__EXERCISE DIRECTIONS__.
Tally up the lines where the string "text" appears; reply with the number only.

--- Start DATA SUPPLIED ---

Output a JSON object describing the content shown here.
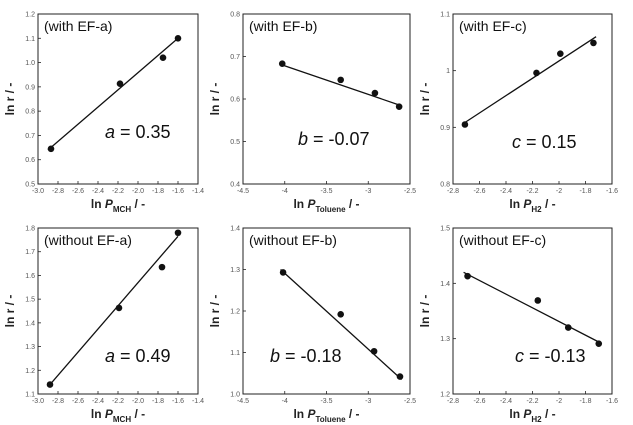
{
  "chart_data": [
    {
      "type": "scatter",
      "label": "(with EF-a)",
      "xlabel": {
        "prefix": "ln ",
        "var": "P",
        "sub": "MCH",
        "suffix": " / -"
      },
      "ylabel": "ln r / -",
      "xlim": [
        -3.0,
        -1.4
      ],
      "ylim": [
        0.5,
        1.2
      ],
      "xticks": [
        "-3.0",
        "-2.8",
        "-2.6",
        "-2.4",
        "-2.2",
        "-2.0",
        "-1.8",
        "-1.6",
        "-1.4"
      ],
      "xtickvals": [
        -3.0,
        -2.8,
        -2.6,
        -2.4,
        -2.2,
        -2.0,
        -1.8,
        -1.6,
        -1.4
      ],
      "yticks": [
        "0.5",
        "0.6",
        "0.7",
        "0.8",
        "0.9",
        "1.0",
        "1.1",
        "1.2"
      ],
      "ytickvals": [
        0.5,
        0.6,
        0.7,
        0.8,
        0.9,
        1.0,
        1.1,
        1.2
      ],
      "points": [
        {
          "x": -2.87,
          "y": 0.645
        },
        {
          "x": -2.18,
          "y": 0.913
        },
        {
          "x": -1.75,
          "y": 1.02
        },
        {
          "x": -1.6,
          "y": 1.1
        }
      ],
      "fit": [
        {
          "x": -2.9,
          "y": 0.64
        },
        {
          "x": -1.6,
          "y": 1.1
        }
      ],
      "annotation": {
        "var": "a",
        "text": " = 0.35"
      }
    },
    {
      "type": "scatter",
      "label": "(with EF-b)",
      "xlabel": {
        "prefix": "ln ",
        "var": "P",
        "sub": "Toluene",
        "suffix": " / -"
      },
      "ylabel": "ln r / -",
      "xlim": [
        -4.5,
        -2.5
      ],
      "ylim": [
        0.4,
        0.8
      ],
      "xticks": [
        "-4.5",
        "-4",
        "-3.5",
        "-3",
        "-2.5"
      ],
      "xtickvals": [
        -4.5,
        -4.0,
        -3.5,
        -3.0,
        -2.5
      ],
      "yticks": [
        "0.4",
        "0.5",
        "0.6",
        "0.7",
        "0.8"
      ],
      "ytickvals": [
        0.4,
        0.5,
        0.6,
        0.7,
        0.8
      ],
      "points": [
        {
          "x": -4.03,
          "y": 0.683
        },
        {
          "x": -3.33,
          "y": 0.645
        },
        {
          "x": -2.92,
          "y": 0.614
        },
        {
          "x": -2.63,
          "y": 0.582
        }
      ],
      "fit": [
        {
          "x": -4.06,
          "y": 0.682
        },
        {
          "x": -2.63,
          "y": 0.586
        }
      ],
      "annotation": {
        "var": "b",
        "text": " = -0.07"
      }
    },
    {
      "type": "scatter",
      "label": "(with EF-c)",
      "xlabel": {
        "prefix": "ln ",
        "var": "P",
        "sub": "H2",
        "suffix": " / -"
      },
      "ylabel": "ln r / -",
      "xlim": [
        -2.8,
        -1.6
      ],
      "ylim": [
        0.8,
        1.1
      ],
      "xticks": [
        "-2.8",
        "-2.6",
        "-2.4",
        "-2.2",
        "-2",
        "-1.8",
        "-1.6"
      ],
      "xtickvals": [
        -2.8,
        -2.6,
        -2.4,
        -2.2,
        -2.0,
        -1.8,
        -1.6
      ],
      "yticks": [
        "0.8",
        "0.9",
        "1",
        "1.1"
      ],
      "ytickvals": [
        0.8,
        0.9,
        1.0,
        1.1
      ],
      "points": [
        {
          "x": -2.71,
          "y": 0.905
        },
        {
          "x": -2.17,
          "y": 0.996
        },
        {
          "x": -1.99,
          "y": 1.03
        },
        {
          "x": -1.74,
          "y": 1.049
        }
      ],
      "fit": [
        {
          "x": -2.72,
          "y": 0.907
        },
        {
          "x": -1.72,
          "y": 1.06
        }
      ],
      "annotation": {
        "var": "c",
        "text": " = 0.15"
      }
    },
    {
      "type": "scatter",
      "label": "(without EF-a)",
      "xlabel": {
        "prefix": "ln ",
        "var": "P",
        "sub": "MCH",
        "suffix": " / -"
      },
      "ylabel": "ln r / -",
      "xlim": [
        -3.0,
        -1.4
      ],
      "ylim": [
        1.1,
        1.8
      ],
      "xticks": [
        "-3.0",
        "-2.8",
        "-2.6",
        "-2.4",
        "-2.2",
        "-2.0",
        "-1.8",
        "-1.6",
        "-1.4"
      ],
      "xtickvals": [
        -3.0,
        -2.8,
        -2.6,
        -2.4,
        -2.2,
        -2.0,
        -1.8,
        -1.6,
        -1.4
      ],
      "yticks": [
        "1.1",
        "1.2",
        "1.3",
        "1.4",
        "1.5",
        "1.6",
        "1.7",
        "1.8"
      ],
      "ytickvals": [
        1.1,
        1.2,
        1.3,
        1.4,
        1.5,
        1.6,
        1.7,
        1.8
      ],
      "points": [
        {
          "x": -2.88,
          "y": 1.14
        },
        {
          "x": -2.19,
          "y": 1.463
        },
        {
          "x": -1.76,
          "y": 1.635
        },
        {
          "x": -1.6,
          "y": 1.78
        }
      ],
      "fit": [
        {
          "x": -2.9,
          "y": 1.13
        },
        {
          "x": -1.6,
          "y": 1.765
        }
      ],
      "annotation": {
        "var": "a",
        "text": " = 0.49"
      }
    },
    {
      "type": "scatter",
      "label": "(without EF-b)",
      "xlabel": {
        "prefix": "ln ",
        "var": "P",
        "sub": "Toluene",
        "suffix": " / -"
      },
      "ylabel": "ln r / -",
      "xlim": [
        -4.5,
        -2.5
      ],
      "ylim": [
        1.0,
        1.4
      ],
      "xticks": [
        "-4.5",
        "-4",
        "-3.5",
        "-3",
        "-2.5"
      ],
      "xtickvals": [
        -4.5,
        -4.0,
        -3.5,
        -3.0,
        -2.5
      ],
      "yticks": [
        "1.0",
        "1.1",
        "1.2",
        "1.3",
        "1.4"
      ],
      "ytickvals": [
        1.0,
        1.1,
        1.2,
        1.3,
        1.4
      ],
      "points": [
        {
          "x": -4.02,
          "y": 1.293
        },
        {
          "x": -3.33,
          "y": 1.192
        },
        {
          "x": -2.93,
          "y": 1.103
        },
        {
          "x": -2.62,
          "y": 1.042
        }
      ],
      "fit": [
        {
          "x": -4.05,
          "y": 1.3
        },
        {
          "x": -2.6,
          "y": 1.035
        }
      ],
      "annotation": {
        "var": "b",
        "text": " = -0.18"
      }
    },
    {
      "type": "scatter",
      "label": "(without EF-c)",
      "xlabel": {
        "prefix": "ln ",
        "var": "P",
        "sub": "H2",
        "suffix": " / -"
      },
      "ylabel": "ln r / -",
      "xlim": [
        -2.8,
        -1.6
      ],
      "ylim": [
        1.2,
        1.5
      ],
      "xticks": [
        "-2.8",
        "-2.6",
        "-2.4",
        "-2.2",
        "-2",
        "-1.8",
        "-1.6"
      ],
      "xtickvals": [
        -2.8,
        -2.6,
        -2.4,
        -2.2,
        -2.0,
        -1.8,
        -1.6
      ],
      "yticks": [
        "1.2",
        "1.3",
        "1.4",
        "1.5"
      ],
      "ytickvals": [
        1.2,
        1.3,
        1.4,
        1.5
      ],
      "points": [
        {
          "x": -2.69,
          "y": 1.413
        },
        {
          "x": -2.16,
          "y": 1.369
        },
        {
          "x": -1.93,
          "y": 1.32
        },
        {
          "x": -1.7,
          "y": 1.291
        }
      ],
      "fit": [
        {
          "x": -2.72,
          "y": 1.42
        },
        {
          "x": -1.7,
          "y": 1.294
        }
      ],
      "annotation": {
        "var": "c",
        "text": " = -0.13"
      }
    }
  ]
}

--- End DATA SUPPLIED ---

__RESULT FOR THIS EXERCISE__.
6